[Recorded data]

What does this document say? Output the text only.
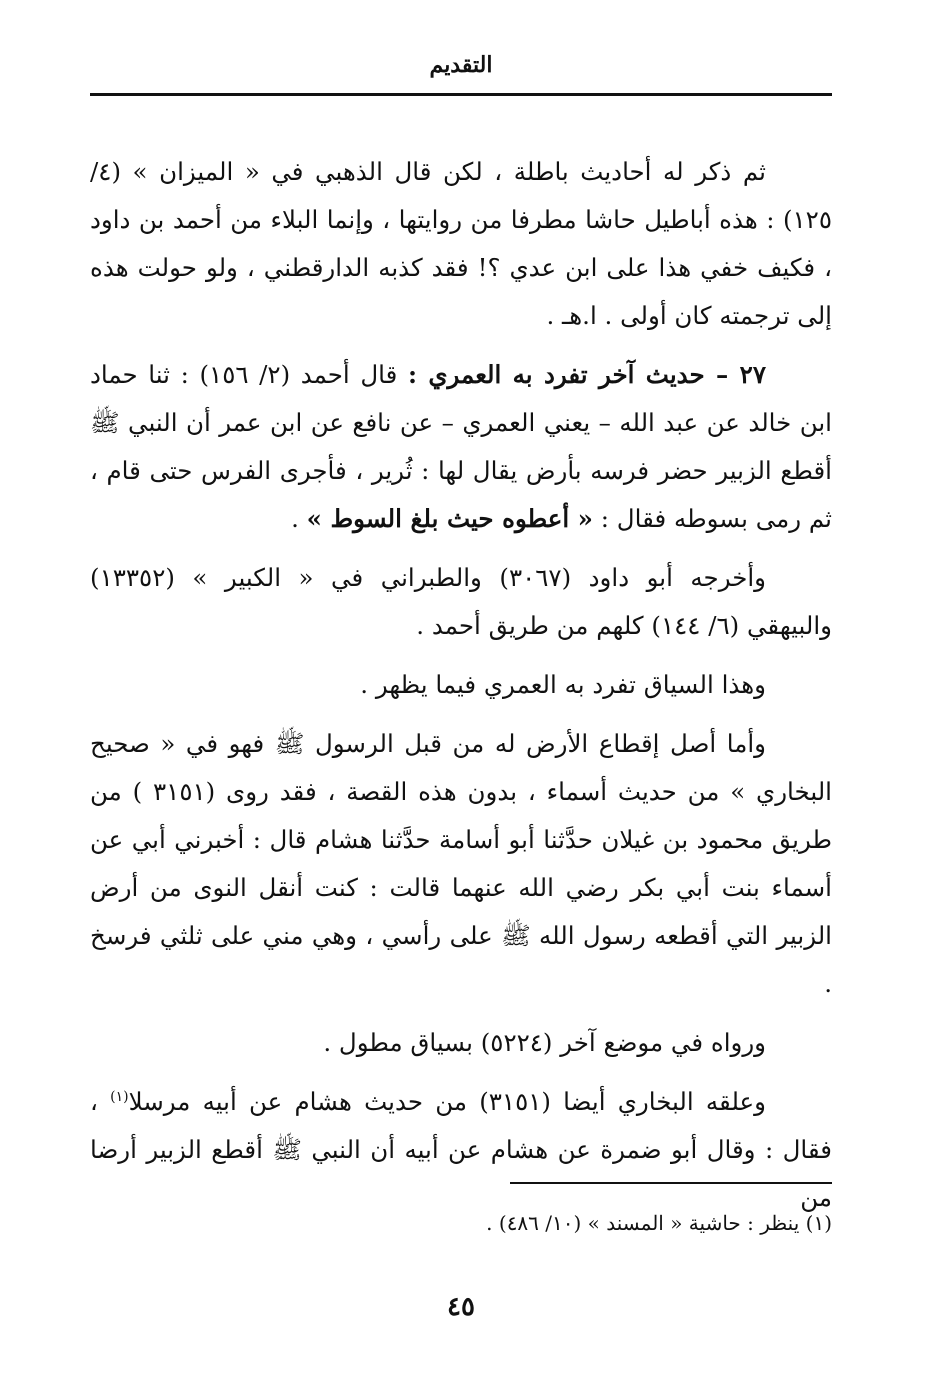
التقديم

ثم ذكر له أحاديث باطلة ، لكن قال الذهبي في « الميزان » (٤/ ١٢٥) : هذه أباطيل حاشا مطرفا من روايتها ، وإنما البلاء من أحمد بن داود ، فكيف خفي هذا على ابن عدي ؟! فقد كذبه الدارقطني ، ولو حولت هذه إلى ترجمته كان أولى . ا.هـ .

٢٧ – حديث آخر تفرد به العمري : قال أحمد (٢/ ١٥٦) : ثنا حماد ابن خالد عن عبد الله – يعني العمري – عن نافع عن ابن عمر أن النبي ﷺ أقطع الزبير حضر فرسه بأرض يقال لها : ثُرير ، فأجرى الفرس حتى قام ، ثم رمى بسوطه فقال : « أعطوه حيث بلغ السوط » .

وأخرجه أبو داود (٣٠٦٧) والطبراني في « الكبير » (١٣٣٥٢) والبيهقي (٦/ ١٤٤) كلهم من طريق أحمد .

وهذا السياق تفرد به العمري فيما يظهر .

وأما أصل إقطاع الأرض له من قبل الرسول ﷺ فهو في « صحيح البخاري » من حديث أسماء ، بدون هذه القصة ، فقد روى (٣١٥١ ) من طريق محمود بن غيلان حدَّثنا أبو أسامة حدَّثنا هشام قال : أخبرني أبي عن أسماء بنت أبي بكر رضي الله عنهما قالت : كنت أنقل النوى من أرض الزبير التي أقطعه رسول الله ﷺ على رأسي ، وهي مني على ثلثي فرسخ .

ورواه في موضع آخر (٥٢٢٤) بسياق مطول .

وعلقه البخاري أيضا (٣١٥١) من حديث هشام عن أبيه مرسلا$^{(١)}$ ، فقال : وقال أبو ضمرة عن هشام عن أبيه أن النبي ﷺ أقطع الزبير أرضا من

(١) ينظر : حاشية « المسند » (١٠/ ٤٨٦) .
٤٥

### [WHAT IS BEING ASKED]
Reproduce every line of the material precisely, omitting its pictures.

### [EXERCISE ANSWER]
What does this document say? Output the text only.
التقديم

ثم ذكر له أحاديث باطلة ، لكن قال الذهبي في « الميزان » (٤/ ١٢٥) : هذه أباطيل حاشا مطرفا من روايتها ، وإنما البلاء من أحمد بن داود ، فكيف خفي هذا على ابن عدي ؟! فقد كذبه الدارقطني ، ولو حولت هذه إلى ترجمته كان أولى . ا.هـ .

٢٧ – حديث آخر تفرد به العمري : قال أحمد (٢/ ١٥٦) : ثنا حماد ابن خالد عن عبد الله – يعني العمري – عن نافع عن ابن عمر أن النبي ﷺ أقطع الزبير حضر فرسه بأرض يقال لها : ثُرير ، فأجرى الفرس حتى قام ، ثم رمى بسوطه فقال : « أعطوه حيث بلغ السوط » .

وأخرجه أبو داود (٣٠٦٧) والطبراني في « الكبير » (١٣٣٥٢) والبيهقي (٦/ ١٤٤) كلهم من طريق أحمد .

وهذا السياق تفرد به العمري فيما يظهر .

وأما أصل إقطاع الأرض له من قبل الرسول ﷺ فهو في « صحيح البخاري » من حديث أسماء ، بدون هذه القصة ، فقد روى (٣١٥١ ) من طريق محمود بن غيلان حدَّثنا أبو أسامة حدَّثنا هشام قال : أخبرني أبي عن أسماء بنت أبي بكر رضي الله عنهما قالت : كنت أنقل النوى من أرض الزبير التي أقطعه رسول الله ﷺ على رأسي ، وهي مني على ثلثي فرسخ .

ورواه في موضع آخر (٥٢٢٤) بسياق مطول .

وعلقه البخاري أيضا (٣١٥١) من حديث هشام عن أبيه مرسلا$^{(١)}$ ، فقال : وقال أبو ضمرة عن هشام عن أبيه أن النبي ﷺ أقطع الزبير أرضا من

(١) ينظر : حاشية « المسند » (١٠/ ٤٨٦) .
٤٥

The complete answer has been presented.